## The request
For each line below that contains the string "hotmail", copy that line.

## Material to process

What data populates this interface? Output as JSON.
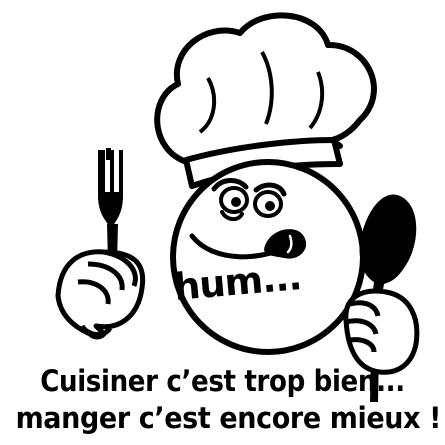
{
  "artwork": {
    "speech_text": "hum...",
    "caption_line1": "Cuisiner c’est trop bien...",
    "caption_line2": "manger c’est encore mieux !",
    "ink_color": "#000000",
    "background_color": "#ffffff",
    "elements": [
      "chef-hat-icon",
      "chef-face-icon",
      "fork-icon",
      "spoon-icon",
      "hand-icon"
    ]
  }
}
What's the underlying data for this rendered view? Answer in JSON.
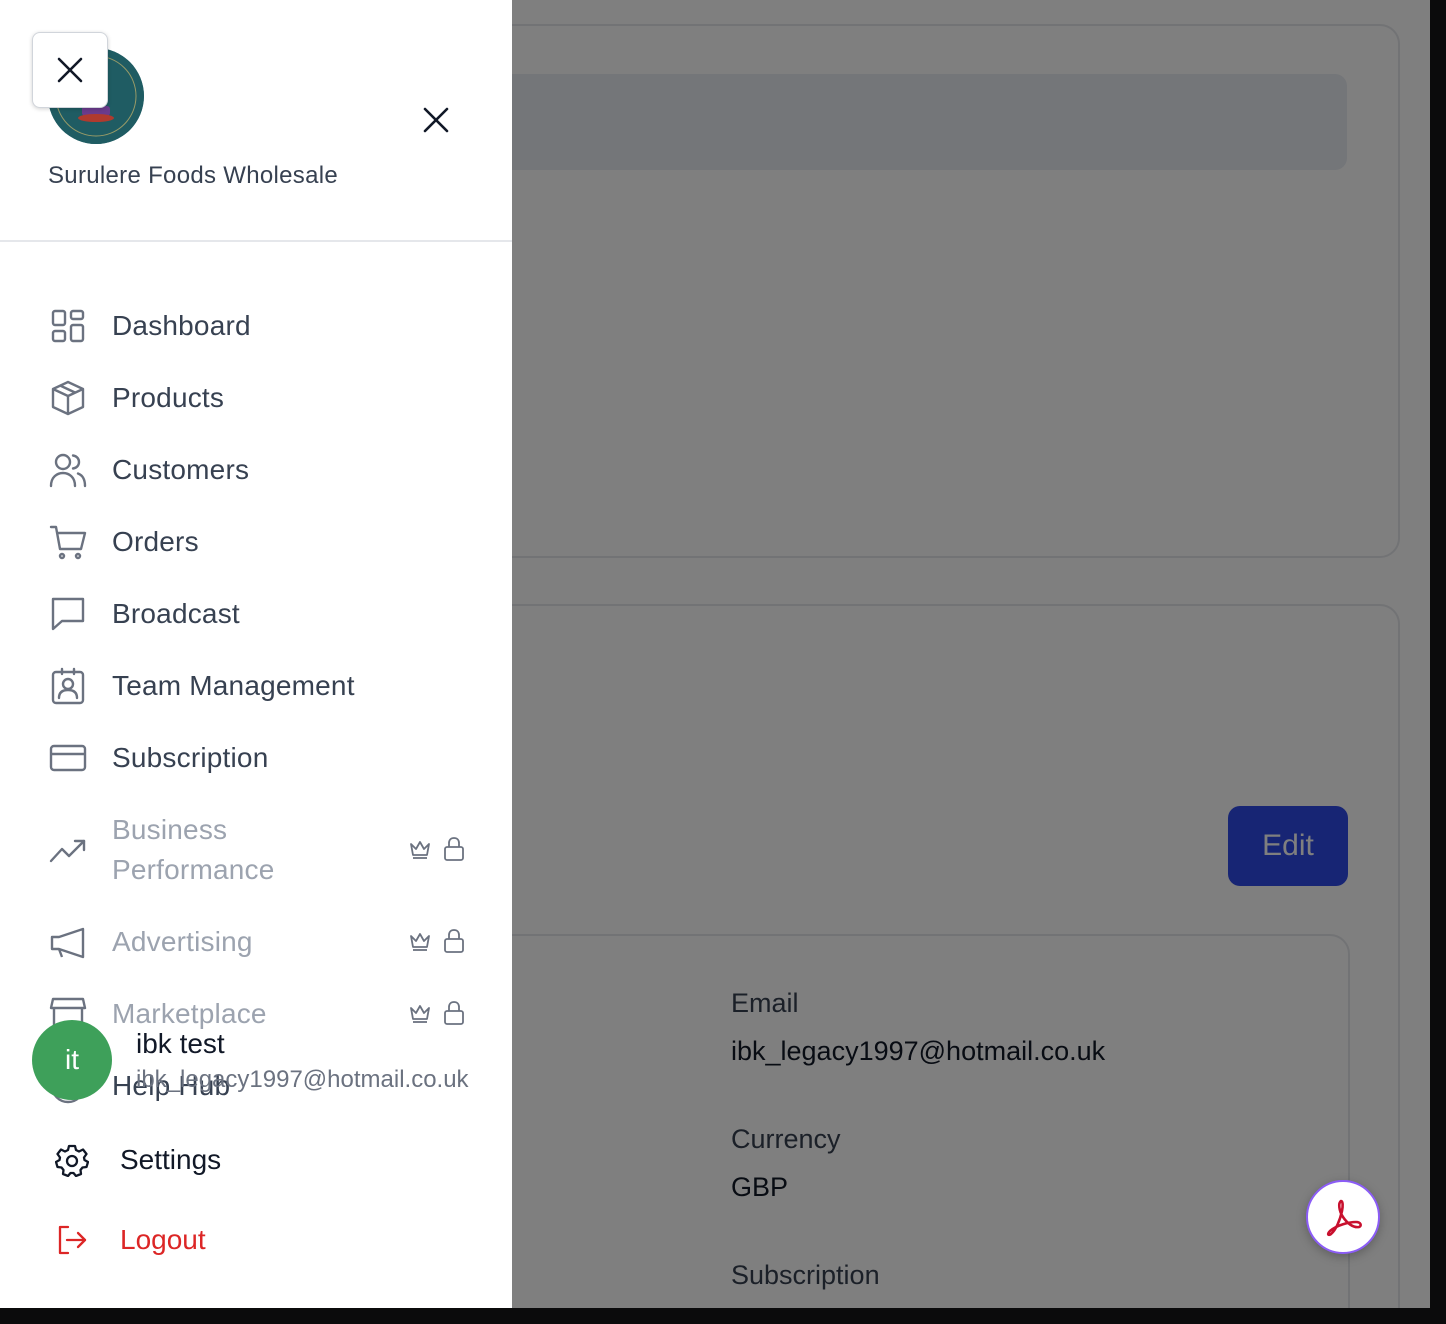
{
  "brand": {
    "name": "Surulere Foods Wholesale",
    "logo_text": "SURULERE FOODS"
  },
  "nav": {
    "items": [
      {
        "label": "Dashboard",
        "icon": "dashboard-grid-icon"
      },
      {
        "label": "Products",
        "icon": "box-icon"
      },
      {
        "label": "Customers",
        "icon": "users-icon"
      },
      {
        "label": "Orders",
        "icon": "cart-icon"
      },
      {
        "label": "Broadcast",
        "icon": "message-icon"
      },
      {
        "label": "Team Management",
        "icon": "id-badge-icon"
      },
      {
        "label": "Subscription",
        "icon": "credit-card-icon"
      }
    ],
    "locked_items": [
      {
        "label_line1": "Business",
        "label_line2": "Performance",
        "icon": "trending-up-icon"
      },
      {
        "label": "Advertising",
        "icon": "megaphone-icon"
      },
      {
        "label": "Marketplace",
        "icon": "store-icon"
      }
    ],
    "help_label": "Help Hub"
  },
  "user": {
    "initials": "it",
    "name": "ibk test",
    "email": "ibk_legacy1997@hotmail.co.uk"
  },
  "bottom": {
    "settings_label": "Settings",
    "logout_label": "Logout"
  },
  "main": {
    "edit_label": "Edit",
    "fields": [
      {
        "label": "Email",
        "value": "ibk_legacy1997@hotmail.co.uk"
      },
      {
        "label": "Currency",
        "value": "GBP"
      },
      {
        "label": "Subscription",
        "value": ""
      }
    ]
  },
  "colors": {
    "accent": "#2f4ae8",
    "avatar": "#3ea05a",
    "logout": "#dc2626"
  }
}
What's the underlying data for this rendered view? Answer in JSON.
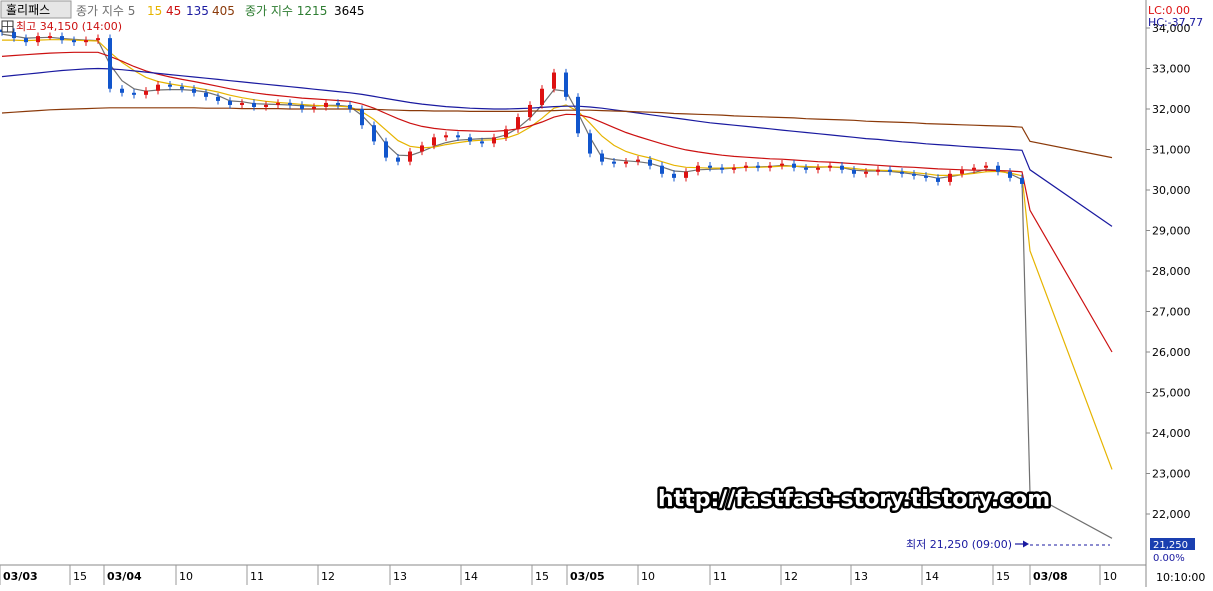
{
  "header": {
    "symbol_label": "홀리패스",
    "legend_ma_label": "종가 지수 5",
    "ma_periods": [
      "15",
      "45",
      "135",
      "405"
    ],
    "legend_ma2_label": "종가 지수 1215",
    "ma2_extra": "3645",
    "high_label": "최고 34,150 (14:00)"
  },
  "right_panel": {
    "lc": "LC:0.00",
    "hc": "HC:-37.77",
    "current_price": "21,250",
    "current_pct": "0.00%",
    "time_label": "10:10:00"
  },
  "watermark": "http://fastfast-story.tistory.com",
  "low_label": "최저 21,250 (09:00)",
  "colors": {
    "ma5": "#707070",
    "ma15": "#e6b400",
    "ma45": "#cc1111",
    "ma135": "#1a1aa0",
    "ma405": "#8b3a0a",
    "ma1215": "#2e7d32",
    "up_candle": "#dd1111",
    "down_candle": "#1155cc"
  },
  "chart_data": {
    "type": "line",
    "y_axis": {
      "ticks": [
        "34,000",
        "33,000",
        "32,000",
        "31,000",
        "30,000",
        "29,000",
        "28,000",
        "27,000",
        "26,000",
        "25,000",
        "24,000",
        "23,000",
        "22,000"
      ],
      "ylim": [
        21000,
        34300
      ]
    },
    "x_axis": {
      "ticks": [
        {
          "label": "03/03",
          "bold": true
        },
        {
          "label": "15",
          "bold": false
        },
        {
          "label": "03/04",
          "bold": true
        },
        {
          "label": "10",
          "bold": false
        },
        {
          "label": "11",
          "bold": false
        },
        {
          "label": "12",
          "bold": false
        },
        {
          "label": "13",
          "bold": false
        },
        {
          "label": "14",
          "bold": false
        },
        {
          "label": "15",
          "bold": false
        },
        {
          "label": "03/05",
          "bold": true
        },
        {
          "label": "10",
          "bold": false
        },
        {
          "label": "11",
          "bold": false
        },
        {
          "label": "12",
          "bold": false
        },
        {
          "label": "13",
          "bold": false
        },
        {
          "label": "14",
          "bold": false
        },
        {
          "label": "15",
          "bold": false
        },
        {
          "label": "03/08",
          "bold": true
        },
        {
          "label": "10",
          "bold": false
        }
      ]
    },
    "price_series_close": [
      33900,
      33750,
      33650,
      33800,
      33800,
      33700,
      33650,
      33700,
      33750,
      32500,
      32400,
      32350,
      32450,
      32600,
      32550,
      32500,
      32400,
      32300,
      32200,
      32100,
      32150,
      32050,
      32100,
      32150,
      32100,
      32000,
      32050,
      32150,
      32100,
      32000,
      31600,
      31200,
      30800,
      30700,
      30950,
      31100,
      31300,
      31350,
      31300,
      31200,
      31150,
      31300,
      31500,
      31800,
      32100,
      32500,
      32900,
      32300,
      31400,
      30900,
      30700,
      30650,
      30700,
      30750,
      30600,
      30400,
      30300,
      30450,
      30600,
      30550,
      30500,
      30550,
      30600,
      30550,
      30600,
      30650,
      30550,
      30500,
      30550,
      30600,
      30500,
      30400,
      30450,
      30500,
      30450,
      30400,
      30350,
      30300,
      30200,
      30400,
      30500,
      30550,
      30600,
      30450,
      30300,
      30150,
      21250
    ],
    "series": [
      {
        "name": "5",
        "values": [
          33850,
          33800,
          33750,
          33760,
          33770,
          33740,
          33720,
          33700,
          33690,
          33100,
          32700,
          32500,
          32440,
          32470,
          32480,
          32480,
          32460,
          32420,
          32330,
          32200,
          32180,
          32130,
          32120,
          32110,
          32100,
          32080,
          32070,
          32090,
          32090,
          32060,
          31840,
          31530,
          31130,
          30860,
          30850,
          30950,
          31080,
          31170,
          31230,
          31250,
          31270,
          31280,
          31360,
          31530,
          31780,
          32100,
          32480,
          32440,
          31900,
          31300,
          30800,
          30750,
          30720,
          30700,
          30660,
          30570,
          30470,
          30450,
          30500,
          30510,
          30520,
          30540,
          30560,
          30570,
          30580,
          30610,
          30590,
          30560,
          30560,
          30570,
          30550,
          30490,
          30470,
          30470,
          30460,
          30430,
          30390,
          30350,
          30290,
          30330,
          30380,
          30430,
          30510,
          30490,
          30400,
          30260,
          22500,
          21400
        ]
      },
      {
        "name": "15",
        "values": [
          33700,
          33700,
          33690,
          33700,
          33710,
          33710,
          33700,
          33690,
          33680,
          33400,
          33150,
          32950,
          32780,
          32680,
          32620,
          32570,
          32530,
          32480,
          32420,
          32340,
          32280,
          32230,
          32190,
          32160,
          32140,
          32110,
          32090,
          32080,
          32070,
          32050,
          31930,
          31740,
          31480,
          31220,
          31080,
          31040,
          31060,
          31120,
          31170,
          31210,
          31230,
          31240,
          31280,
          31380,
          31550,
          31770,
          32020,
          32100,
          31940,
          31650,
          31330,
          31100,
          30950,
          30860,
          30790,
          30700,
          30610,
          30560,
          30550,
          30540,
          30540,
          30550,
          30560,
          30560,
          30570,
          30590,
          30590,
          30580,
          30570,
          30570,
          30560,
          30530,
          30500,
          30490,
          30480,
          30460,
          30430,
          30400,
          30360,
          30360,
          30380,
          30410,
          30450,
          30460,
          30420,
          30350,
          28500,
          23100
        ]
      },
      {
        "name": "45",
        "values": [
          33300,
          33320,
          33340,
          33360,
          33380,
          33390,
          33400,
          33400,
          33400,
          33300,
          33180,
          33050,
          32940,
          32860,
          32790,
          32730,
          32680,
          32620,
          32560,
          32500,
          32450,
          32400,
          32360,
          32330,
          32300,
          32270,
          32250,
          32230,
          32210,
          32190,
          32120,
          32020,
          31890,
          31760,
          31650,
          31570,
          31520,
          31490,
          31470,
          31460,
          31450,
          31450,
          31470,
          31510,
          31580,
          31680,
          31800,
          31870,
          31860,
          31790,
          31670,
          31540,
          31420,
          31320,
          31230,
          31140,
          31060,
          30990,
          30940,
          30900,
          30860,
          30830,
          30810,
          30790,
          30770,
          30760,
          30740,
          30720,
          30700,
          30690,
          30670,
          30650,
          30630,
          30610,
          30590,
          30570,
          30560,
          30540,
          30520,
          30510,
          30500,
          30490,
          30490,
          30480,
          30470,
          30450,
          29500,
          26000
        ]
      },
      {
        "name": "135",
        "values": [
          32800,
          32830,
          32860,
          32890,
          32920,
          32950,
          32970,
          32990,
          33000,
          32990,
          32970,
          32940,
          32910,
          32880,
          32850,
          32820,
          32790,
          32760,
          32730,
          32700,
          32670,
          32640,
          32610,
          32580,
          32550,
          32520,
          32490,
          32460,
          32430,
          32400,
          32360,
          32310,
          32260,
          32210,
          32160,
          32120,
          32090,
          32060,
          32040,
          32020,
          32010,
          32000,
          32000,
          32010,
          32020,
          32040,
          32060,
          32070,
          32070,
          32050,
          32020,
          31980,
          31940,
          31900,
          31860,
          31820,
          31780,
          31740,
          31700,
          31660,
          31630,
          31600,
          31570,
          31540,
          31510,
          31480,
          31450,
          31420,
          31390,
          31360,
          31330,
          31300,
          31270,
          31250,
          31220,
          31190,
          31170,
          31140,
          31120,
          31100,
          31080,
          31060,
          31040,
          31020,
          31000,
          30980,
          30500,
          29100
        ]
      },
      {
        "name": "405",
        "values": [
          31900,
          31920,
          31940,
          31960,
          31980,
          31990,
          32000,
          32010,
          32020,
          32030,
          32030,
          32030,
          32030,
          32030,
          32030,
          32030,
          32030,
          32020,
          32020,
          32020,
          32010,
          32010,
          32010,
          32010,
          32000,
          32000,
          32000,
          32000,
          32000,
          32000,
          31990,
          31990,
          31980,
          31970,
          31960,
          31960,
          31950,
          31950,
          31950,
          31940,
          31940,
          31940,
          31940,
          31940,
          31950,
          31950,
          31960,
          31970,
          31970,
          31970,
          31960,
          31950,
          31940,
          31930,
          31920,
          31910,
          31890,
          31880,
          31870,
          31860,
          31850,
          31830,
          31820,
          31810,
          31800,
          31790,
          31780,
          31760,
          31750,
          31740,
          31730,
          31720,
          31700,
          31690,
          31680,
          31670,
          31660,
          31640,
          31630,
          31620,
          31610,
          31600,
          31590,
          31580,
          31570,
          31550,
          31200,
          30800
        ]
      }
    ]
  }
}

## Response
    "email": "ibk_legacy1997@hotmail.co.uk"
        "value": "ibk_legacy1997@hotmail.co.uk"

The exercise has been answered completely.